→ Description of the task
Gather each line of the entries below that includes "wartości".

→ Recorded data
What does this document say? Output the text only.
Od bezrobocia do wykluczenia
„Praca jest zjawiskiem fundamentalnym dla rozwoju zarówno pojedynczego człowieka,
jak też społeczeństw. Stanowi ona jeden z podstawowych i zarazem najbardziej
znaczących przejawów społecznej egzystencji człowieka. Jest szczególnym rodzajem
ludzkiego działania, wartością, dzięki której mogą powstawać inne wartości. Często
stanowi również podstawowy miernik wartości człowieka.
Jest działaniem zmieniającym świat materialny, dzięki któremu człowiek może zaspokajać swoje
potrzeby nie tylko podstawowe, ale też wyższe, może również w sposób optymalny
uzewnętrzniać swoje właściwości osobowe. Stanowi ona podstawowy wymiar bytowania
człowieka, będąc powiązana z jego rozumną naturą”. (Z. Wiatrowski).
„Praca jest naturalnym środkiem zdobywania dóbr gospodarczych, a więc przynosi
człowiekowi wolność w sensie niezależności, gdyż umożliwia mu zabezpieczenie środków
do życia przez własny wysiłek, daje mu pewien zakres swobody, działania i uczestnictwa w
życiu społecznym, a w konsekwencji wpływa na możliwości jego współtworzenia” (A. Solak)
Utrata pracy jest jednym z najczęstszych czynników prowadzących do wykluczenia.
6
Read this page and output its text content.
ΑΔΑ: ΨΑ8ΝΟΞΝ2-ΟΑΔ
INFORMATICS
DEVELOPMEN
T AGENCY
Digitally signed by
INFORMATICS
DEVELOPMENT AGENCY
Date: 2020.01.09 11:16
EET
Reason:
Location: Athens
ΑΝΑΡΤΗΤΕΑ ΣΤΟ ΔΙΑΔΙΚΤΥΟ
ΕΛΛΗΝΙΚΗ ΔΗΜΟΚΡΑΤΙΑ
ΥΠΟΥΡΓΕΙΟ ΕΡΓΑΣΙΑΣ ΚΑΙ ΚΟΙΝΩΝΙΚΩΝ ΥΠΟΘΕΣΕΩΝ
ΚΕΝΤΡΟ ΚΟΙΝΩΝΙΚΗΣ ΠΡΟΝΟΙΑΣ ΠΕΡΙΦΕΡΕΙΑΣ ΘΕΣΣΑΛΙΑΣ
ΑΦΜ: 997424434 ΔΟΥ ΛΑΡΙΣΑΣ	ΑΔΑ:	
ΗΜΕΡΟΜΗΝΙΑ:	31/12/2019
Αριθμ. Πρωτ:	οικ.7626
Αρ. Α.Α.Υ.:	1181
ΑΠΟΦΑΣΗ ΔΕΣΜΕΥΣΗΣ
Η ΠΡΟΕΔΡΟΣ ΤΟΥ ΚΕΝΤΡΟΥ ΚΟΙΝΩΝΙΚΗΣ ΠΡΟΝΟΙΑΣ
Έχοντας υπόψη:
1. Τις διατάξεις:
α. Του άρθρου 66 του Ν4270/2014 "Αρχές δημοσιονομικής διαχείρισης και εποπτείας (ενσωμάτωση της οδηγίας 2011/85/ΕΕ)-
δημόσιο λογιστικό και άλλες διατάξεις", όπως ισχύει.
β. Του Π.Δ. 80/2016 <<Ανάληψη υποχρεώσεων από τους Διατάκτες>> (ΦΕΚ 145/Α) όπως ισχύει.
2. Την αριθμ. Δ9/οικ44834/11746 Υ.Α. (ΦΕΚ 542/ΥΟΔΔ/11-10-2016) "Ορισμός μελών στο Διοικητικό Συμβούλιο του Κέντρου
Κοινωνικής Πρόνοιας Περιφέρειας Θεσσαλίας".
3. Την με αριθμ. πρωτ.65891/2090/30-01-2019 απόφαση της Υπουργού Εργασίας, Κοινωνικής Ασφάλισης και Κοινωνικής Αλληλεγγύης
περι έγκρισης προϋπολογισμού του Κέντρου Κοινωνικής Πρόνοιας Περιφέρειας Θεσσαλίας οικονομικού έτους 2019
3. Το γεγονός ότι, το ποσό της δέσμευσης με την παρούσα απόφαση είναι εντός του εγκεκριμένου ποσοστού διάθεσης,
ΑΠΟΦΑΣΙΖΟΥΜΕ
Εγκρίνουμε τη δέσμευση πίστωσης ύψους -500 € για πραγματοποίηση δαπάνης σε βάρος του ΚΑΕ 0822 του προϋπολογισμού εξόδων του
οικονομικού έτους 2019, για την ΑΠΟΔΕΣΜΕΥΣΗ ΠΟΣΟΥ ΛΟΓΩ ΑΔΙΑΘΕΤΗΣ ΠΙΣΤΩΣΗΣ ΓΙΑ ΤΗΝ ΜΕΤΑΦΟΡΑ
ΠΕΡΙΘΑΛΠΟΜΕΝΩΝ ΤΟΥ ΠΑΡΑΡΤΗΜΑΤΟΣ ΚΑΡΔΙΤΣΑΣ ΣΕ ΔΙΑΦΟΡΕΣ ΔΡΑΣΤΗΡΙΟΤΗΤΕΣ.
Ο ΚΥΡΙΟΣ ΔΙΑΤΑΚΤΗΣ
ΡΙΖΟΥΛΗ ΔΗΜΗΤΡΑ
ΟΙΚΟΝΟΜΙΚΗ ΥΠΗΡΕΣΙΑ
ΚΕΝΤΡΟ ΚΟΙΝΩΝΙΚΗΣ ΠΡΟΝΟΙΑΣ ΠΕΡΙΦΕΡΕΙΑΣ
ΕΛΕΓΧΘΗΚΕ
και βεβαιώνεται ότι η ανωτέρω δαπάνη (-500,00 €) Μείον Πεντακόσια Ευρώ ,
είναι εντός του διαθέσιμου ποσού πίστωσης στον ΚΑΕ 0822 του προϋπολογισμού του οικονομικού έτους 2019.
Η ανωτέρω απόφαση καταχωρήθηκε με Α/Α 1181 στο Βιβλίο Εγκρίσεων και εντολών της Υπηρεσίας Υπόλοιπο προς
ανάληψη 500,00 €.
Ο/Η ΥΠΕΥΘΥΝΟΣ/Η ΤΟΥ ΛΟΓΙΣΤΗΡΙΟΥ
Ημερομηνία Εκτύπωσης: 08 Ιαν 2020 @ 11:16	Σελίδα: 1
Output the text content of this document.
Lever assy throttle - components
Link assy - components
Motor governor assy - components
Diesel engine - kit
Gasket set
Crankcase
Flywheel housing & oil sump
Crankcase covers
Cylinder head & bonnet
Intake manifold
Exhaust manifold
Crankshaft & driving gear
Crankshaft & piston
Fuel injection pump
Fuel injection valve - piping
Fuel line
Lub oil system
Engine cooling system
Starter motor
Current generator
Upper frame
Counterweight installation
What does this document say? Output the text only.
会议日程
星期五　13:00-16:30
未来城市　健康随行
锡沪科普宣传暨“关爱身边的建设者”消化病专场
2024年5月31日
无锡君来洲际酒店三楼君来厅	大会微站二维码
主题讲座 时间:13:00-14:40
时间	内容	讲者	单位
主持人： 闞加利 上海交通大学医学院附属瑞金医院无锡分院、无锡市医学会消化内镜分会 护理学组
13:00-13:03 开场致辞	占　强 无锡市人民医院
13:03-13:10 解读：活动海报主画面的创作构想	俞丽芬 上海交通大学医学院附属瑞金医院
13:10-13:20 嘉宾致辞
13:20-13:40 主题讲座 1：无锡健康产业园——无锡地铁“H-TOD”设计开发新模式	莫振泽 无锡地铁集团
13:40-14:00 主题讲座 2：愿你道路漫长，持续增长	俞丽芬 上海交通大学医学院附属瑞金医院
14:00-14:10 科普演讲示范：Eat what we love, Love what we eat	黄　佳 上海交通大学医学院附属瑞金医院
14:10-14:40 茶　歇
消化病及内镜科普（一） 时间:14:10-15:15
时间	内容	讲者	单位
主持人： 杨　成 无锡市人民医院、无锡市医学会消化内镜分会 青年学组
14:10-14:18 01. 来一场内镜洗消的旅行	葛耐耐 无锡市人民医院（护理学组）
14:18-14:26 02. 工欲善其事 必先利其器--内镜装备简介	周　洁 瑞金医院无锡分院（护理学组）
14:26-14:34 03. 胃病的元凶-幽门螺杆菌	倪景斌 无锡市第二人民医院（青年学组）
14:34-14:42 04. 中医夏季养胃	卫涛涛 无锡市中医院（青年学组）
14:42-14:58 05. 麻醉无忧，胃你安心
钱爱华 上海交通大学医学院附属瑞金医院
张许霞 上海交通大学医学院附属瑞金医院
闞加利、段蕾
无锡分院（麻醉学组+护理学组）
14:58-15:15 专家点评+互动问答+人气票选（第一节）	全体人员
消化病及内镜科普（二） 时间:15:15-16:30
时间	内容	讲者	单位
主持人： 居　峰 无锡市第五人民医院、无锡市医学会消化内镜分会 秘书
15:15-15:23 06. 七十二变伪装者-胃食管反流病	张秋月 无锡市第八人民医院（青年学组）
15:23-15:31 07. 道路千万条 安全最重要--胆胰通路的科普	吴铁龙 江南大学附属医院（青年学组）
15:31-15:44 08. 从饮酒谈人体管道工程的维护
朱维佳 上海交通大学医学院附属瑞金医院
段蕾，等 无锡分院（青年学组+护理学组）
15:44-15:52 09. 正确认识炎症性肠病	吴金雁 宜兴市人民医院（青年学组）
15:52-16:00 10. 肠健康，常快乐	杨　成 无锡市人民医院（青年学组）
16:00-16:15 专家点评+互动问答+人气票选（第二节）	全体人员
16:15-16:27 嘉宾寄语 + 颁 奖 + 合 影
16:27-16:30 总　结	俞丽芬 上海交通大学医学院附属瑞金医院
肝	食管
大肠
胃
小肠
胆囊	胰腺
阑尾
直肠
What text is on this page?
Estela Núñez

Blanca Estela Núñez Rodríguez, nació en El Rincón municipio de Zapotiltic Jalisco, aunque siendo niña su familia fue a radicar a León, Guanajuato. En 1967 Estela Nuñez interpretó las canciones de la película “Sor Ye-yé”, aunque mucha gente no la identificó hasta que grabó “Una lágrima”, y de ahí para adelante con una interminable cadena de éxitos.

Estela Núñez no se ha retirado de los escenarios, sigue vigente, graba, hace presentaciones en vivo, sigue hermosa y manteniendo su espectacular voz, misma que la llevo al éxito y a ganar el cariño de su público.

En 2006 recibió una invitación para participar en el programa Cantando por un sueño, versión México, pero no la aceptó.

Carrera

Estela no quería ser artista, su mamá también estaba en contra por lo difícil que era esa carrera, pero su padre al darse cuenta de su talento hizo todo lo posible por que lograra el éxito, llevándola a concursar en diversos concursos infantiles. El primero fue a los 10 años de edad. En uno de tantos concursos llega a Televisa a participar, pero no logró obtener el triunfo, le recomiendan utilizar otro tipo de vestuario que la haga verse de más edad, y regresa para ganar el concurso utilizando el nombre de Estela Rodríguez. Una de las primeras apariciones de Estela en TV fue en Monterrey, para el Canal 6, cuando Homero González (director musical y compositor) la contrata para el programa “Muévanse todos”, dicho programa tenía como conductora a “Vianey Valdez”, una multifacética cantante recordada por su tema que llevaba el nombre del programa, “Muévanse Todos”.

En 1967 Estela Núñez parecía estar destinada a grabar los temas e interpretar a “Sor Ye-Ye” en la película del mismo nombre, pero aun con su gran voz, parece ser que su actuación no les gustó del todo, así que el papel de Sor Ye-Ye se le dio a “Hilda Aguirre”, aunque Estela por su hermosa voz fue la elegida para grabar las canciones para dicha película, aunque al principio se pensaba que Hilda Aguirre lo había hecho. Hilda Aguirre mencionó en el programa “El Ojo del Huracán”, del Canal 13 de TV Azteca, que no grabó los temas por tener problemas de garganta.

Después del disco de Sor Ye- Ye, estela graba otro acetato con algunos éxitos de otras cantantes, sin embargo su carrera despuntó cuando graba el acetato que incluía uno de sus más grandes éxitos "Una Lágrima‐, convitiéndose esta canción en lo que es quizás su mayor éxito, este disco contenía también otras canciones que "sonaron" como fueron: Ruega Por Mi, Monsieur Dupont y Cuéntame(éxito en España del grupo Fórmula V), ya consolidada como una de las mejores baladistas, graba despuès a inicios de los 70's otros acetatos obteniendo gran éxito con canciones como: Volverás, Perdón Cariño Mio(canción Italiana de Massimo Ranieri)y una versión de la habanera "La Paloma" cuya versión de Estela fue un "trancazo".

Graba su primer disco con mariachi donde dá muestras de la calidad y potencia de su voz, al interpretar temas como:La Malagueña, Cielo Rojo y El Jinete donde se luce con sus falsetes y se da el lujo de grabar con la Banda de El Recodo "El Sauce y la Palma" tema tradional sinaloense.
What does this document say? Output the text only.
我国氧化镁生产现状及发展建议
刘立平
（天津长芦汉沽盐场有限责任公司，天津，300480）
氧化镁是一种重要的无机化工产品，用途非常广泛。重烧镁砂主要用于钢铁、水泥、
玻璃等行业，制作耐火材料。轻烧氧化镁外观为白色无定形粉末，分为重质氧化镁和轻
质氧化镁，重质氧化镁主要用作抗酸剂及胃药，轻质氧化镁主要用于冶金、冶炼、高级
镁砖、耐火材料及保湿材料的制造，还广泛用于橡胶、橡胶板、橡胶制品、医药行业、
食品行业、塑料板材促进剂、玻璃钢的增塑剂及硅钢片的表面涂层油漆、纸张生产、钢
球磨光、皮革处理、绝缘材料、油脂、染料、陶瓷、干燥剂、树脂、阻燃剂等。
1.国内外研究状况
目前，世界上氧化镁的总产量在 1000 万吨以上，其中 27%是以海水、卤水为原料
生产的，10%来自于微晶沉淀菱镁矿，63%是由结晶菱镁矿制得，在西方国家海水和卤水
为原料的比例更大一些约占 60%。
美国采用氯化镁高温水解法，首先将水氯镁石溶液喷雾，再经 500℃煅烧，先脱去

→ Solved problem
ludzkiego działania, wartością, dzięki której mogą powstawać inne wartości. Często
stanowi również podstawowy miernik wartości człowieka.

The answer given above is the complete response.